Given data:
BEGIN
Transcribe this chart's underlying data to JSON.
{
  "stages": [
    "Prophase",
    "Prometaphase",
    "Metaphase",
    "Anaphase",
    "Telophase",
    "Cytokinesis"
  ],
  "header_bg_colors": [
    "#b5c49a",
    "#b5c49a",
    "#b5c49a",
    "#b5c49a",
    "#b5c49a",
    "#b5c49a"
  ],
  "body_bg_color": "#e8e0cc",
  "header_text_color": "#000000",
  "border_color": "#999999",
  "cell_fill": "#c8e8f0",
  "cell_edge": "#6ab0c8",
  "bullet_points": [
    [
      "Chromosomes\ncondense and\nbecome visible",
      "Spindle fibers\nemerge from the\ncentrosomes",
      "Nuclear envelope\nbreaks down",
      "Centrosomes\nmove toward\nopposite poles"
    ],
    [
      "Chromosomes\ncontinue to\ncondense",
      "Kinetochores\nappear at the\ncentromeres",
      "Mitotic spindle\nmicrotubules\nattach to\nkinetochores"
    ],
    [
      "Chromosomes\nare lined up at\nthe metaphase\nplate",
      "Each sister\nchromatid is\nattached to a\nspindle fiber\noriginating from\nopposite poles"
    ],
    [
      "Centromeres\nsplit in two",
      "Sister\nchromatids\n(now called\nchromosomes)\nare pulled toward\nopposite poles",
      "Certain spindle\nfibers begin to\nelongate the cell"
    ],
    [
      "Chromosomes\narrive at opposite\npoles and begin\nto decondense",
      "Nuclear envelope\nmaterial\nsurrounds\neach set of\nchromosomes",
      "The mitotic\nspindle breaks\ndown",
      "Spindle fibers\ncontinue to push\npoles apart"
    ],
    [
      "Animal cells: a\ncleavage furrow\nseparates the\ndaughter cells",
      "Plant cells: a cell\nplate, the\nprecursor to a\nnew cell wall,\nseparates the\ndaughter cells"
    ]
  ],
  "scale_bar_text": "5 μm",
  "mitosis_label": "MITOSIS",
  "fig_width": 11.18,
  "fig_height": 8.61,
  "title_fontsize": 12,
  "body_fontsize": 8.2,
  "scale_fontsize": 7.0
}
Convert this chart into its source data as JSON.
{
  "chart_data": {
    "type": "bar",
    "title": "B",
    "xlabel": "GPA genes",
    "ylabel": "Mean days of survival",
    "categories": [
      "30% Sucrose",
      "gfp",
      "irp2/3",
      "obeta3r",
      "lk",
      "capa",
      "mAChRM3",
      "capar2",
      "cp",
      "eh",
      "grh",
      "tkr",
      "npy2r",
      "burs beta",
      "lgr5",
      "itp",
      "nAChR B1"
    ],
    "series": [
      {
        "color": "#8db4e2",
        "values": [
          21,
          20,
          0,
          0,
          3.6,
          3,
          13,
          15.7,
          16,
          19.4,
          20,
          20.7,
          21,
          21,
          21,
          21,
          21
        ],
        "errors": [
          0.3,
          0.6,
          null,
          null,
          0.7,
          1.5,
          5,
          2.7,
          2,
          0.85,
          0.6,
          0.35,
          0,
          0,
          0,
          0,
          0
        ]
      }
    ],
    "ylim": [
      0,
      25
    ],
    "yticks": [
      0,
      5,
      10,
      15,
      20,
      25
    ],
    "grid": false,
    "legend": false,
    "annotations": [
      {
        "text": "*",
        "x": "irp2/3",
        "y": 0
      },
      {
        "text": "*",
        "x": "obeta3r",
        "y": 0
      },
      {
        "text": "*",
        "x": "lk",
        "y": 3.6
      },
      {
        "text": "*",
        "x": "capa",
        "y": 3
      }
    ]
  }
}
END
Exercise:
Scan the records above for the string "nare", and copy every line where it turns up.

Task result:
      "Chromosomes\nare lined up at\nthe metaphase\nplate",
      "Sister\nchromatids\n(now called\nchromosomes)\nare pulled toward\nopposite poles",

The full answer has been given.